» **Challenge**
Check each line of the material below for "name", then copy the ones that contain it.

[Records from a collection of figures]
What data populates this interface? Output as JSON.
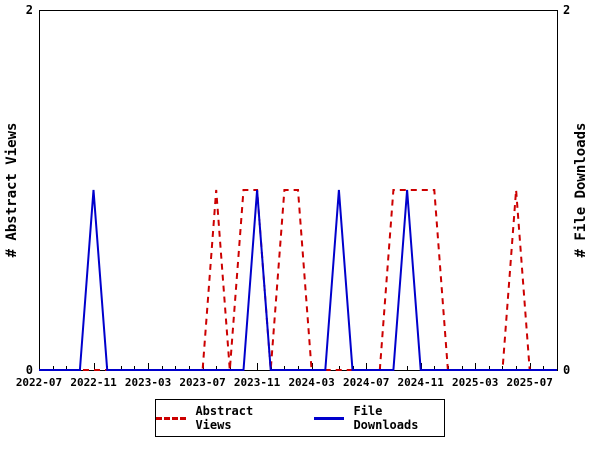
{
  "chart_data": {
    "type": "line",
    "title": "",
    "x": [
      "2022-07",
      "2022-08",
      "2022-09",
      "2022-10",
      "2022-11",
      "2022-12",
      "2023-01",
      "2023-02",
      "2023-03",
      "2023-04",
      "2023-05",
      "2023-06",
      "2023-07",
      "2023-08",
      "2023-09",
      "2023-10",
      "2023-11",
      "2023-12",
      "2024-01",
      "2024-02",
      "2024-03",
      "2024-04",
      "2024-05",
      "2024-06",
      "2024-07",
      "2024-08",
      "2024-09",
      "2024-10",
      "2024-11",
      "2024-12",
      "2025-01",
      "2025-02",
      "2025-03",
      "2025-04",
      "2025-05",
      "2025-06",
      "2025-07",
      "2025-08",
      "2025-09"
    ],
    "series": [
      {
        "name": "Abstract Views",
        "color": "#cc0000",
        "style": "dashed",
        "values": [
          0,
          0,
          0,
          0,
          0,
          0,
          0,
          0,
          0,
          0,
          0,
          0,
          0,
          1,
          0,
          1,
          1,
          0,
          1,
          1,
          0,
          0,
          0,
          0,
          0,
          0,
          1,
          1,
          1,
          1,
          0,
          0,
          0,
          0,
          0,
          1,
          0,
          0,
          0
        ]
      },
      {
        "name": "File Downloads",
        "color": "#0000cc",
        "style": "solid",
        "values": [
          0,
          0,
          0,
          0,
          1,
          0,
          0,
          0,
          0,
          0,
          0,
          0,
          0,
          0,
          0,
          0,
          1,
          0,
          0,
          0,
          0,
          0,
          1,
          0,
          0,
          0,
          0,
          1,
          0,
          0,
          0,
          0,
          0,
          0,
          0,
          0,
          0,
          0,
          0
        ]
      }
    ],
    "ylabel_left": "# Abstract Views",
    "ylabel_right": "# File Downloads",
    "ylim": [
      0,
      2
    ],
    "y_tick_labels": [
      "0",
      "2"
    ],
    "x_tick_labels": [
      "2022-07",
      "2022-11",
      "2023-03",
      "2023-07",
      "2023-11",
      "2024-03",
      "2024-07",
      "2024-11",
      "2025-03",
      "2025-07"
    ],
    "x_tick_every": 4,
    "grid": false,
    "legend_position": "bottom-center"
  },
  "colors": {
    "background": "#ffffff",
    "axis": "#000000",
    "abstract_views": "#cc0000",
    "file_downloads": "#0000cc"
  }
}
...
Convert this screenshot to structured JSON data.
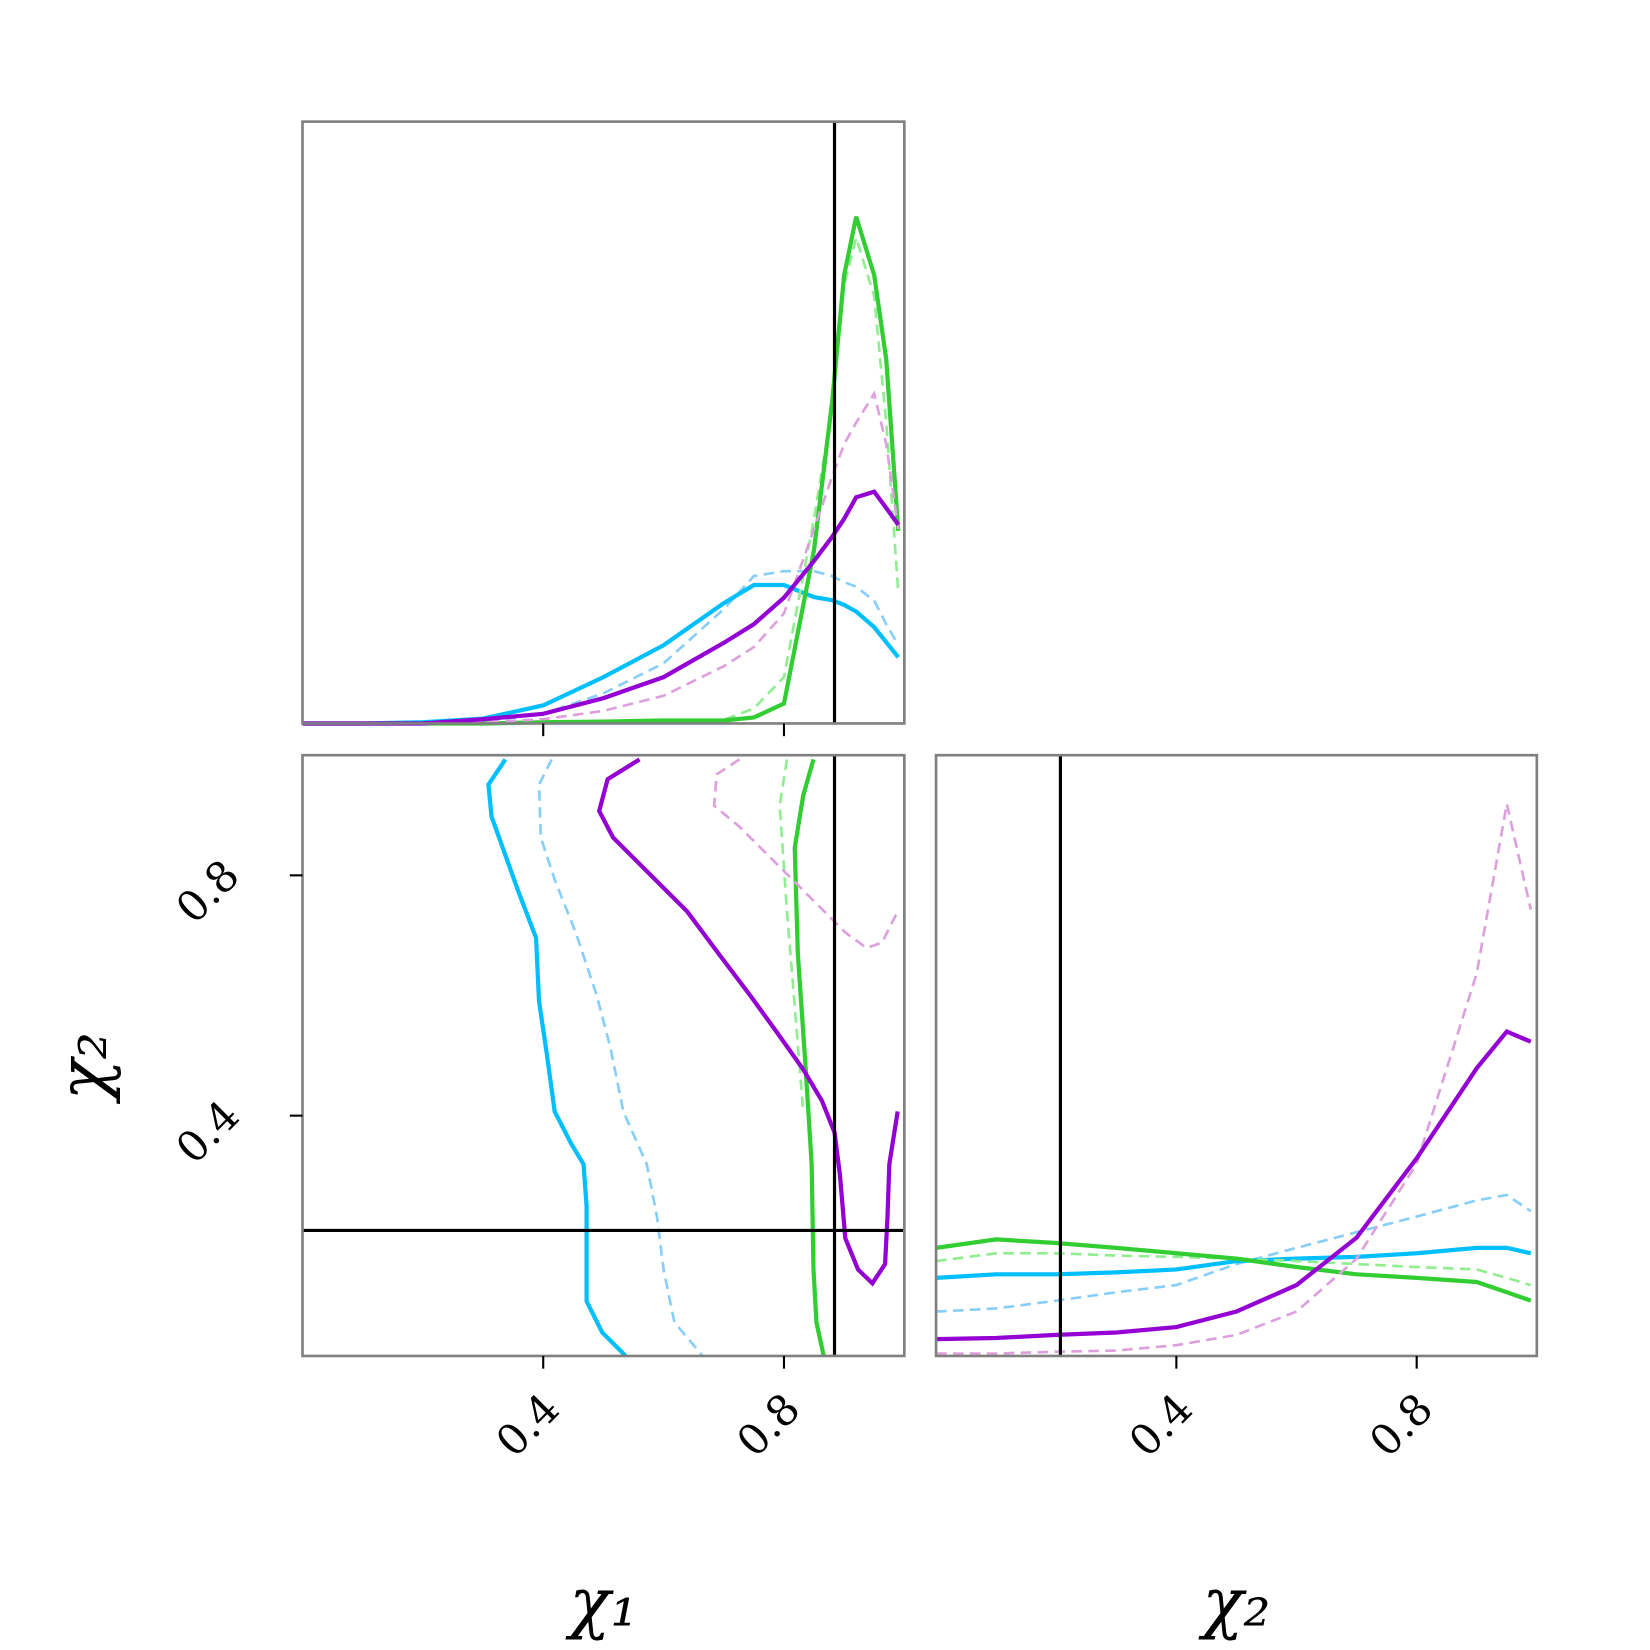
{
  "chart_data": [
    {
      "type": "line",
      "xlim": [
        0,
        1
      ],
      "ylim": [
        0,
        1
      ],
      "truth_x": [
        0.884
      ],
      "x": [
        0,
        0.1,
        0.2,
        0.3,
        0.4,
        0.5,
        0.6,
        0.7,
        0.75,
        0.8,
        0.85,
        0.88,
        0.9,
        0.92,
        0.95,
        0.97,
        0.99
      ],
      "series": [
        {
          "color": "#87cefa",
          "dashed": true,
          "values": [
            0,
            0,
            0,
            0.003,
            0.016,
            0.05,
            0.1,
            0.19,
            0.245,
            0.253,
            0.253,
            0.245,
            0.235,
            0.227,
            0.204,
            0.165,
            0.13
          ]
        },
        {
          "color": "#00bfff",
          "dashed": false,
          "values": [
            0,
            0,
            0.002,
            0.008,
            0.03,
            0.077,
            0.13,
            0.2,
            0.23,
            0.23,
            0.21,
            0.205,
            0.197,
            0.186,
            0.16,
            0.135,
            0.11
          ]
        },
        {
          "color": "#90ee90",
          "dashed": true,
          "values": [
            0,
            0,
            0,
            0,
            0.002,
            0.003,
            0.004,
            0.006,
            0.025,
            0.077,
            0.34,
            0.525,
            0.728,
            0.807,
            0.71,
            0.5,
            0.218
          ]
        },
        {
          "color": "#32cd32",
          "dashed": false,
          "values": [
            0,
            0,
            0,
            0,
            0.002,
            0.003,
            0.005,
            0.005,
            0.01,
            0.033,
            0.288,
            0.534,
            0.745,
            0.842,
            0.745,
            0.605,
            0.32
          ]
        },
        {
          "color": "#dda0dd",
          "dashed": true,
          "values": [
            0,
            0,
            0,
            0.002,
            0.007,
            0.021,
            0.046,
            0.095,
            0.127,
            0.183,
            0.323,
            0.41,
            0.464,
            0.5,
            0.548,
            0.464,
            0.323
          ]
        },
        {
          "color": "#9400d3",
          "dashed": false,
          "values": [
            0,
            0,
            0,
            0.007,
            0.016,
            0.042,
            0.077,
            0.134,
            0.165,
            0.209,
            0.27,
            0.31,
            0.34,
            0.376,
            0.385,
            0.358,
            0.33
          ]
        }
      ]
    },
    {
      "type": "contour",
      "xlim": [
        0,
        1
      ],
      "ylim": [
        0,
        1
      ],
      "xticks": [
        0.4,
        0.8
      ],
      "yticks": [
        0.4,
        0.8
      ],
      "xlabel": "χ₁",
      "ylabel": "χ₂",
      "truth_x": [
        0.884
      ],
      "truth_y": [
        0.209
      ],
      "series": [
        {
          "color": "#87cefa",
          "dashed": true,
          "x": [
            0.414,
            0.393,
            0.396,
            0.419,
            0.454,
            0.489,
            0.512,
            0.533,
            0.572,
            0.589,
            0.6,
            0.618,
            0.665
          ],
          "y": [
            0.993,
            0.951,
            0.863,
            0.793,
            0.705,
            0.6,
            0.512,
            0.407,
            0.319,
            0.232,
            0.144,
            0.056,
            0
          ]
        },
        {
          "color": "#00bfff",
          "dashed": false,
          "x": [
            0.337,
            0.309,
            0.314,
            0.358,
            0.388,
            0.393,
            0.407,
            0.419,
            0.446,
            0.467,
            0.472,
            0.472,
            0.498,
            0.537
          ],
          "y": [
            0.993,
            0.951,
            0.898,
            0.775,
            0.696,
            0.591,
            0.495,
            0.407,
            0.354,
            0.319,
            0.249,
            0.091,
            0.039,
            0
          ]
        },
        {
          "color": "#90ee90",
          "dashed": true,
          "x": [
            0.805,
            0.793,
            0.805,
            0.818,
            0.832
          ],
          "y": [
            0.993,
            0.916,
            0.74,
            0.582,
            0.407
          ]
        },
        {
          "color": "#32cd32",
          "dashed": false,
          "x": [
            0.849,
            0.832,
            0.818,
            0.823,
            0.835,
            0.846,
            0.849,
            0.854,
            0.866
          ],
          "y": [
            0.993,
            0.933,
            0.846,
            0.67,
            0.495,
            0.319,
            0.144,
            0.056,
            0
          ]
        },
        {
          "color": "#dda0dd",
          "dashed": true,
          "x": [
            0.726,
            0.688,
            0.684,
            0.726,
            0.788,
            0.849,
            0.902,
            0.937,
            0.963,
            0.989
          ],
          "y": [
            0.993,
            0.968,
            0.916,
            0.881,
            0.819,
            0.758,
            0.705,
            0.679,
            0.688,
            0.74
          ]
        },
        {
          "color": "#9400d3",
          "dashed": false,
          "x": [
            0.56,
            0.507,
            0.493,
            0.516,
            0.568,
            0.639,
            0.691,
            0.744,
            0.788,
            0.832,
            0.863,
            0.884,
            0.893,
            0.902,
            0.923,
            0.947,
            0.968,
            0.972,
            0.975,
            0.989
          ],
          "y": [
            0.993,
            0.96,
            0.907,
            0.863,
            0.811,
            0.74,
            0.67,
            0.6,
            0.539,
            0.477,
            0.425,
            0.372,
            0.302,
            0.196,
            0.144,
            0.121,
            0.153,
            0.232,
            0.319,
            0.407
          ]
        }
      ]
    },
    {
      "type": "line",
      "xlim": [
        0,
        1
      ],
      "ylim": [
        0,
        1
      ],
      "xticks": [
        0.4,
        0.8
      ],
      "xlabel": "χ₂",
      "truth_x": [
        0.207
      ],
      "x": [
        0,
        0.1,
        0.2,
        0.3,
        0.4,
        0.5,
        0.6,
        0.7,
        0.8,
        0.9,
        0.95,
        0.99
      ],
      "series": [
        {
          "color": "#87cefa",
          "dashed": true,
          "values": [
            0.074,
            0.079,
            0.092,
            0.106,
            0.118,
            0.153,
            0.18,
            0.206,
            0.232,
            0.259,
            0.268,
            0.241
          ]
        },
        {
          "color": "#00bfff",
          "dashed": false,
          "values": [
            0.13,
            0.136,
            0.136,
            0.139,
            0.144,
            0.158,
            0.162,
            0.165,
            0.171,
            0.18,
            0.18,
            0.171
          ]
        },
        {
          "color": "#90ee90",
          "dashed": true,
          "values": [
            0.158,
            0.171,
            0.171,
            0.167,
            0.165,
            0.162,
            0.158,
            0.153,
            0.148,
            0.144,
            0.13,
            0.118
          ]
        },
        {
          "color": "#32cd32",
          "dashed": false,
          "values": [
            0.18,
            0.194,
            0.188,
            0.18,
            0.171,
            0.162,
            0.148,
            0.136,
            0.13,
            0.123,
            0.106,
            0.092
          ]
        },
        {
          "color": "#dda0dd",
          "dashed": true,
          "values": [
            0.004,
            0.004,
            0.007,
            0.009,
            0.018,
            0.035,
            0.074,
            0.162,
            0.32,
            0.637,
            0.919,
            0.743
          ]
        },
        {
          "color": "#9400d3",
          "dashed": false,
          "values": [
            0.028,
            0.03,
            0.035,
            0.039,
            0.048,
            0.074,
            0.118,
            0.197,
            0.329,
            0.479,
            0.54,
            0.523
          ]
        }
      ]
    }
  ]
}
--
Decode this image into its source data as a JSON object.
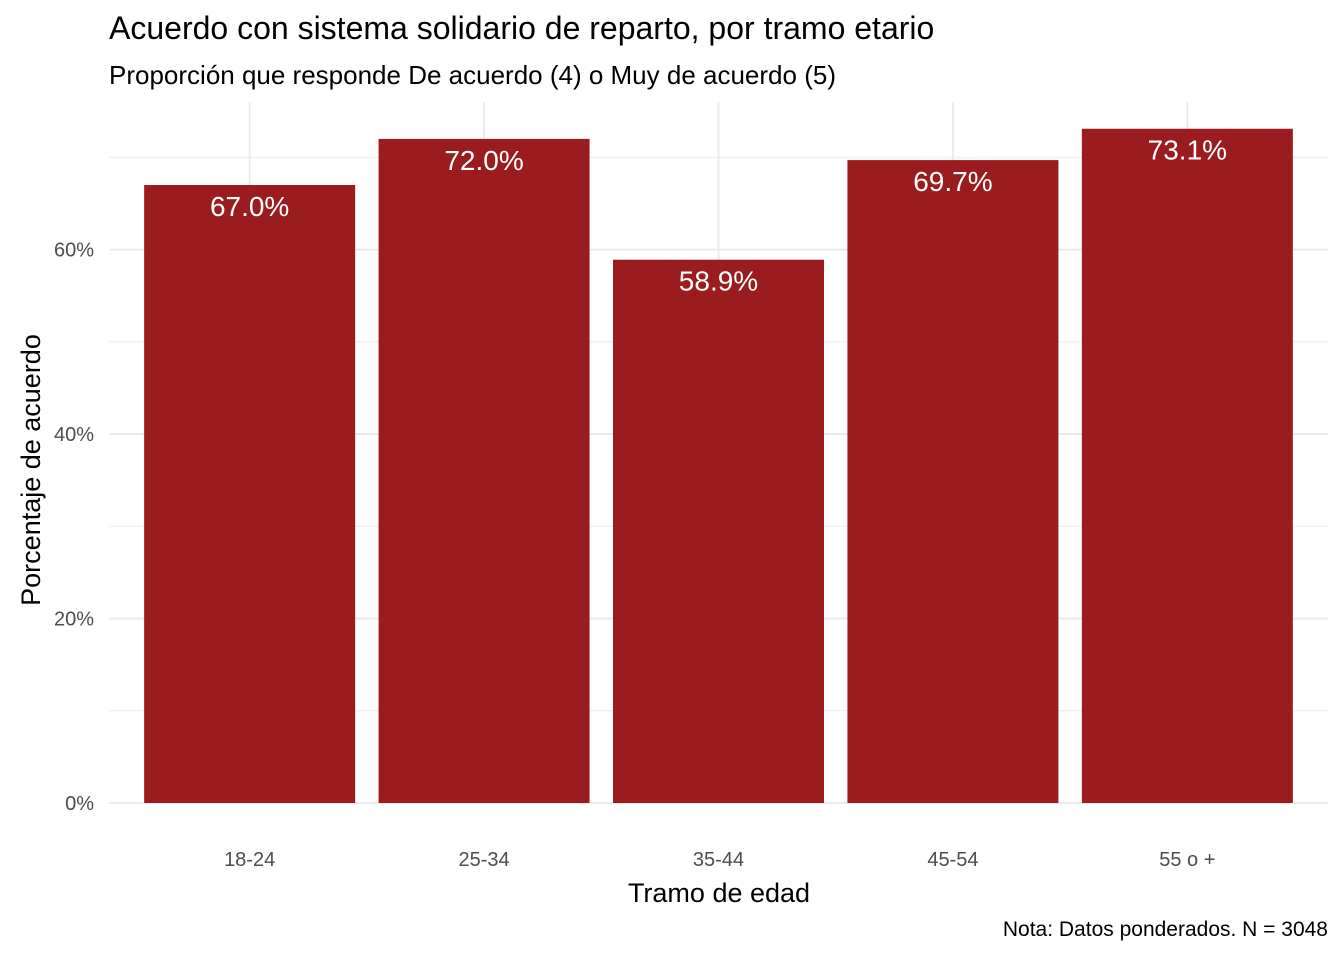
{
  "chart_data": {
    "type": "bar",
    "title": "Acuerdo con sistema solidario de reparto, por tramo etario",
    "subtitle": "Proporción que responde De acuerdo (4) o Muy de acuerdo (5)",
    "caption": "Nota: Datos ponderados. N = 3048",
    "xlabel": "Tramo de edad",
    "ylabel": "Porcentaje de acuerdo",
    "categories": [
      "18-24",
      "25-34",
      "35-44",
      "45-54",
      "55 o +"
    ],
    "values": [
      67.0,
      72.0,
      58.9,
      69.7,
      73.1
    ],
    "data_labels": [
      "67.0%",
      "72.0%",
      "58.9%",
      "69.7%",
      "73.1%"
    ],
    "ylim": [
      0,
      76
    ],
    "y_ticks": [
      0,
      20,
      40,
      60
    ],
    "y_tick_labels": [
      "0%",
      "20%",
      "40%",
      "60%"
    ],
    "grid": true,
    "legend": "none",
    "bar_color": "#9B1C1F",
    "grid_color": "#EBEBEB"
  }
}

» **Exercise solution**
        "name": "Abstract Views",
        "name": "File Downloads",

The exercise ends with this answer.